• [Given problem]:
Type the records out again in full, exactly.

>> Start The records

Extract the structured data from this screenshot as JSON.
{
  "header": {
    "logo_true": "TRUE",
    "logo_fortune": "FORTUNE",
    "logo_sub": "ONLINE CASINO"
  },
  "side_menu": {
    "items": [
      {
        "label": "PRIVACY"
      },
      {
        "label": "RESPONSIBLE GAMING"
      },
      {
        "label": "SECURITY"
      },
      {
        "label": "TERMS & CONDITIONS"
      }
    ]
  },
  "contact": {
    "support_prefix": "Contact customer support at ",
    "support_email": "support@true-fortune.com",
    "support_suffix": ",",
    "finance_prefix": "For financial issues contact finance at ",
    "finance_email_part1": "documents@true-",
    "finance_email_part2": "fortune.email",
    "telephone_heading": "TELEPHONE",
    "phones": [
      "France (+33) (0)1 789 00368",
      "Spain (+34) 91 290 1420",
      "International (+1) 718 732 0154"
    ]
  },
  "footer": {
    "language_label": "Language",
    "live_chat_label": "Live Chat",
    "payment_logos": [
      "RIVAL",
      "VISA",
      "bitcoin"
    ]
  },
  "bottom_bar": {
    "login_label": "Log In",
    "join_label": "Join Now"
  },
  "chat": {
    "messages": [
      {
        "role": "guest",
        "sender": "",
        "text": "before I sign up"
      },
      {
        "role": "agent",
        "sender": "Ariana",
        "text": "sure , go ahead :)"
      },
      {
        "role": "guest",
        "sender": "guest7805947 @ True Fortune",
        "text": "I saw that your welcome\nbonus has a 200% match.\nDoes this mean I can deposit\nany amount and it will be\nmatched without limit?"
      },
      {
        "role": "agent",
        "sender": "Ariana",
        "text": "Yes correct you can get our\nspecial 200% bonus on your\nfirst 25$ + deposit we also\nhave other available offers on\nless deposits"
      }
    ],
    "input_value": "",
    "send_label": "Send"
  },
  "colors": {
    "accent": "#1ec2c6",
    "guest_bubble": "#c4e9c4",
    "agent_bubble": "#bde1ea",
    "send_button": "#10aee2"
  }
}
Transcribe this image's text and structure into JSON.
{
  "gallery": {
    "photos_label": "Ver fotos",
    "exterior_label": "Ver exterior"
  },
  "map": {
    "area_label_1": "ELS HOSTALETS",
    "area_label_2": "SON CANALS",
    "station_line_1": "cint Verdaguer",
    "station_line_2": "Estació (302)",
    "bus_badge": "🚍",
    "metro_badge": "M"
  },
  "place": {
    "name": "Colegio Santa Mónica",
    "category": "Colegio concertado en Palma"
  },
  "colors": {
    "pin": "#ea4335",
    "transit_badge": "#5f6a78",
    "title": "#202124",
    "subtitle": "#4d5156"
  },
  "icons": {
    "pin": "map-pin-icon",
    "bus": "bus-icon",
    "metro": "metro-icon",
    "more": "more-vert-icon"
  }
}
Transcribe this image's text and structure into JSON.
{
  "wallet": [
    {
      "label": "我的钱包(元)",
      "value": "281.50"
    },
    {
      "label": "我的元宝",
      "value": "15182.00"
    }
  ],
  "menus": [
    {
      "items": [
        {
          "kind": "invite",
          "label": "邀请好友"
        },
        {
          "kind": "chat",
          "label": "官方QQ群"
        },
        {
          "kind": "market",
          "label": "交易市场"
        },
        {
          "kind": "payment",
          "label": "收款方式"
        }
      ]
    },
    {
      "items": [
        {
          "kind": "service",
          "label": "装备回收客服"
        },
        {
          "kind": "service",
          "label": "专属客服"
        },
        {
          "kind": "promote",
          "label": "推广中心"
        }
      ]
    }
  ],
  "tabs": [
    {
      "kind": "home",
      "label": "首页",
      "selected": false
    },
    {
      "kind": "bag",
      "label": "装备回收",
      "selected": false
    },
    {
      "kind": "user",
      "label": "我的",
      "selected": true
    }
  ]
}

>> End The records

• [Exercise response]:
Extract the structured data from this screenshot as JSON.
{
  "header": {
    "logo_true": "TRUE",
    "logo_fortune": "FORTUNE",
    "logo_sub": "ONLINE CASINO"
  },
  "side_menu": {
    "items": [
      {
        "label": "PRIVACY"
      },
      {
        "label": "RESPONSIBLE GAMING"
      },
      {
        "label": "SECURITY"
      },
      {
        "label": "TERMS & CONDITIONS"
      }
    ]
  },
  "contact": {
    "support_prefix": "Contact customer support at ",
    "support_email": "support@true-fortune.com",
    "support_suffix": ",",
    "finance_prefix": "For financial issues contact finance at ",
    "finance_email_part1": "documents@true-",
    "finance_email_part2": "fortune.email",
    "telephone_heading": "TELEPHONE",
    "phones": [
      "France (+33) (0)1 789 00368",
      "Spain (+34) 91 290 1420",
      "International (+1) 718 732 0154"
    ]
  },
  "footer": {
    "language_label": "Language",
    "live_chat_label": "Live Chat",
    "payment_logos": [
      "RIVAL",
      "VISA",
      "bitcoin"
    ]
  },
  "bottom_bar": {
    "login_label": "Log In",
    "join_label": "Join Now"
  },
  "chat": {
    "messages": [
      {
        "role": "guest",
        "sender": "",
        "text": "before I sign up"
      },
      {
        "role": "agent",
        "sender": "Ariana",
        "text": "sure , go ahead :)"
      },
      {
        "role": "guest",
        "sender": "guest7805947 @ True Fortune",
        "text": "I saw that your welcome\nbonus has a 200% match.\nDoes this mean I can deposit\nany amount and it will be\nmatched without limit?"
      },
      {
        "role": "agent",
        "sender": "Ariana",
        "text": "Yes correct you can get our\nspecial 200% bonus on your\nfirst 25$ + deposit we also\nhave other available offers on\nless deposits"
      }
    ],
    "input_value": "",
    "send_label": "Send"
  },
  "colors": {
    "accent": "#1ec2c6",
    "guest_bubble": "#c4e9c4",
    "agent_bubble": "#bde1ea",
    "send_button": "#10aee2"
  }
}
Transcribe this image's text and structure into JSON.
{
  "gallery": {
    "photos_label": "Ver fotos",
    "exterior_label": "Ver exterior"
  },
  "map": {
    "area_label_1": "ELS HOSTALETS",
    "area_label_2": "SON CANALS",
    "station_line_1": "cint Verdaguer",
    "station_line_2": "Estació (302)",
    "bus_badge": "🚍",
    "metro_badge": "M"
  },
  "place": {
    "name": "Colegio Santa Mónica",
    "category": "Colegio concertado en Palma"
  },
  "colors": {
    "pin": "#ea4335",
    "transit_badge": "#5f6a78",
    "title": "#202124",
    "subtitle": "#4d5156"
  },
  "icons": {
    "pin": "map-pin-icon",
    "bus": "bus-icon",
    "metro": "metro-icon",
    "more": "more-vert-icon"
  }
}
Transcribe this image's text and structure into JSON.
{
  "wallet": [
    {
      "label": "我的钱包(元)",
      "value": "281.50"
    },
    {
      "label": "我的元宝",
      "value": "15182.00"
    }
  ],
  "menus": [
    {
      "items": [
        {
          "kind": "invite",
          "label": "邀请好友"
        },
        {
          "kind": "chat",
          "label": "官方QQ群"
        },
        {
          "kind": "market",
          "label": "交易市场"
        },
        {
          "kind": "payment",
          "label": "收款方式"
        }
      ]
    },
    {
      "items": [
        {
          "kind": "service",
          "label": "装备回收客服"
        },
        {
          "kind": "service",
          "label": "专属客服"
        },
        {
          "kind": "promote",
          "label": "推广中心"
        }
      ]
    }
  ],
  "tabs": [
    {
      "kind": "home",
      "label": "首页",
      "selected": false
    },
    {
      "kind": "bag",
      "label": "装备回收",
      "selected": false
    },
    {
      "kind": "user",
      "label": "我的",
      "selected": true
    }
  ]
}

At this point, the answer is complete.